Exercise directions: All the data below goes into the copy word for word, but the pictures don't.

:: Stored rows ::

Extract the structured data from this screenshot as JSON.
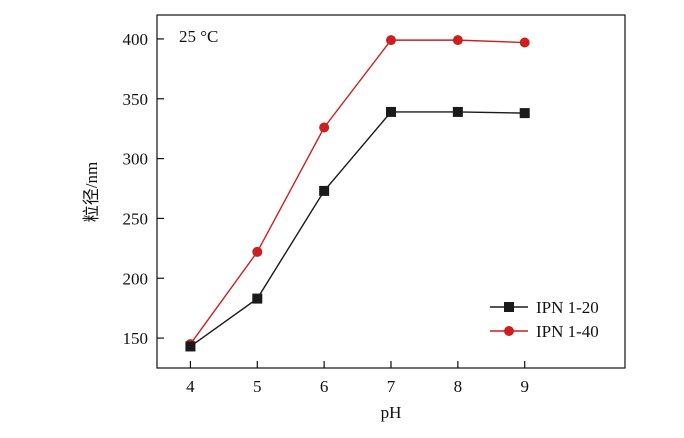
{
  "chart_data": {
    "type": "line",
    "annotation": "25 °C",
    "xlabel": "pH",
    "ylabel": "粒径/nm",
    "x": [
      4,
      5,
      6,
      7,
      8,
      9
    ],
    "xlim": [
      3.5,
      10.5
    ],
    "ylim": [
      125,
      420
    ],
    "x_ticks": [
      4,
      5,
      6,
      7,
      8,
      9
    ],
    "y_ticks": [
      150,
      200,
      250,
      300,
      350,
      400
    ],
    "grid": false,
    "legend_position": "bottom-right",
    "series": [
      {
        "name": "IPN 1-20",
        "values": [
          143,
          183,
          273,
          339,
          339,
          338
        ],
        "color": "#1a1a1a",
        "marker": "square"
      },
      {
        "name": "IPN 1-40",
        "values": [
          145,
          222,
          326,
          399,
          399,
          397
        ],
        "color": "#cc1f1f",
        "marker": "circle"
      }
    ]
  }
}
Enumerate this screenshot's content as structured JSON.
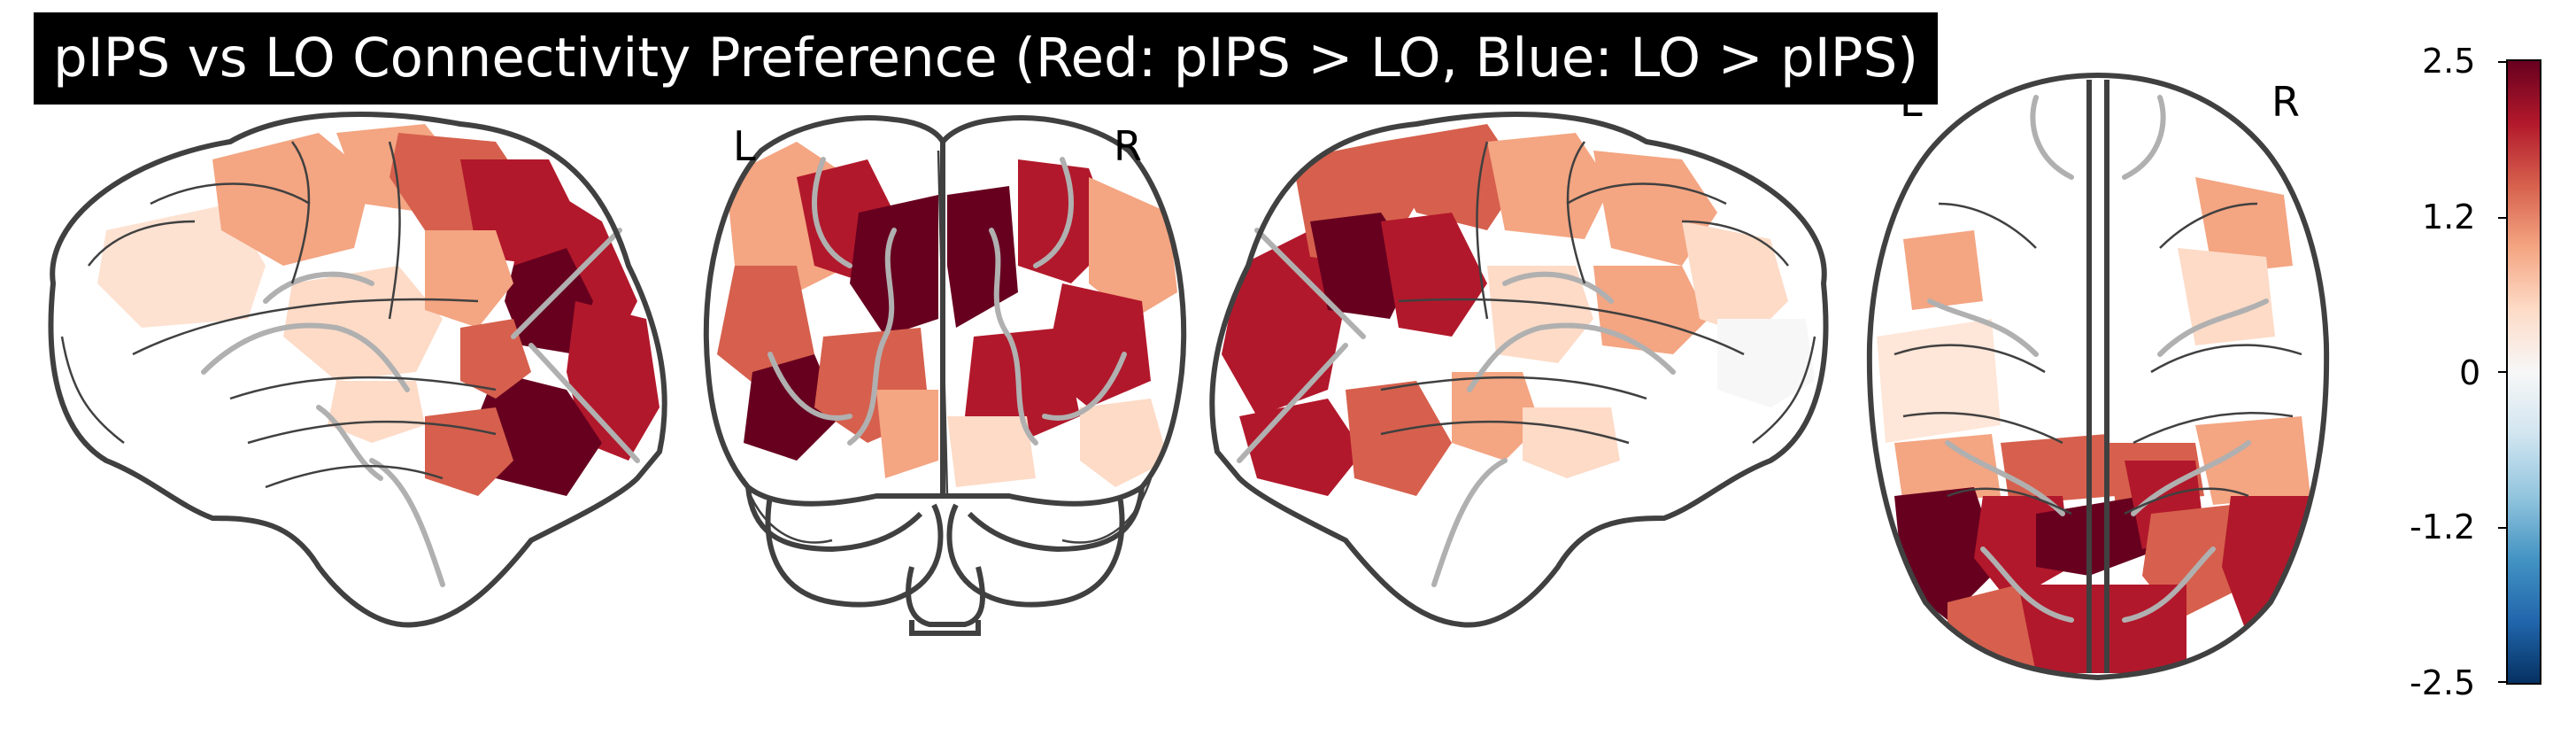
{
  "title": "pIPS vs LO Connectivity Preference (Red: pIPS > LO, Blue: LO > pIPS)",
  "views": {
    "coronal": {
      "left_label": "L",
      "right_label": "R"
    },
    "axial": {
      "left_label": "L",
      "right_label": "R"
    }
  },
  "colorbar": {
    "colormap": "RdBu_r",
    "range": [
      -2.5,
      2.5
    ],
    "ticks": [
      "2.5",
      "1.2",
      "0",
      "-1.2",
      "-2.5"
    ],
    "colors": {
      "max": "#67001f",
      "high": "#b2182b",
      "mid_high": "#d6604d",
      "low_high": "#f4a582",
      "near_zero_pos": "#fddbc7",
      "zero": "#f7f7f7",
      "near_zero_neg": "#d1e5f0",
      "low_low": "#92c5de",
      "mid_low": "#4393c3",
      "low": "#2166ac",
      "min": "#053061"
    }
  },
  "outline_color": "#404040",
  "sulcus_color": "#b0b0b0"
}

:::

Task result:
Extract the structured data from this screenshot as JSON.
{
  "chart_data": {
    "type": "line",
    "annotation": "25 °C",
    "xlabel": "pH",
    "ylabel": "粒径/nm",
    "x": [
      4,
      5,
      6,
      7,
      8,
      9
    ],
    "xlim": [
      3.5,
      10.5
    ],
    "ylim": [
      125,
      420
    ],
    "x_ticks": [
      4,
      5,
      6,
      7,
      8,
      9
    ],
    "y_ticks": [
      150,
      200,
      250,
      300,
      350,
      400
    ],
    "grid": false,
    "legend_position": "bottom-right",
    "series": [
      {
        "name": "IPN 1-20",
        "values": [
          143,
          183,
          273,
          339,
          339,
          338
        ],
        "color": "#1a1a1a",
        "marker": "square"
      },
      {
        "name": "IPN 1-40",
        "values": [
          145,
          222,
          326,
          399,
          399,
          397
        ],
        "color": "#cc1f1f",
        "marker": "circle"
      }
    ]
  }
}
Enumerate this screenshot's content as structured JSON.
{
  "title": "pIPS vs LO Connectivity Preference (Red: pIPS > LO, Blue: LO > pIPS)",
  "views": {
    "coronal": {
      "left_label": "L",
      "right_label": "R"
    },
    "axial": {
      "left_label": "L",
      "right_label": "R"
    }
  },
  "colorbar": {
    "colormap": "RdBu_r",
    "range": [
      -2.5,
      2.5
    ],
    "ticks": [
      "2.5",
      "1.2",
      "0",
      "-1.2",
      "-2.5"
    ],
    "colors": {
      "max": "#67001f",
      "high": "#b2182b",
      "mid_high": "#d6604d",
      "low_high": "#f4a582",
      "near_zero_pos": "#fddbc7",
      "zero": "#f7f7f7",
      "near_zero_neg": "#d1e5f0",
      "low_low": "#92c5de",
      "mid_low": "#4393c3",
      "low": "#2166ac",
      "min": "#053061"
    }
  },
  "outline_color": "#404040",
  "sulcus_color": "#b0b0b0"
}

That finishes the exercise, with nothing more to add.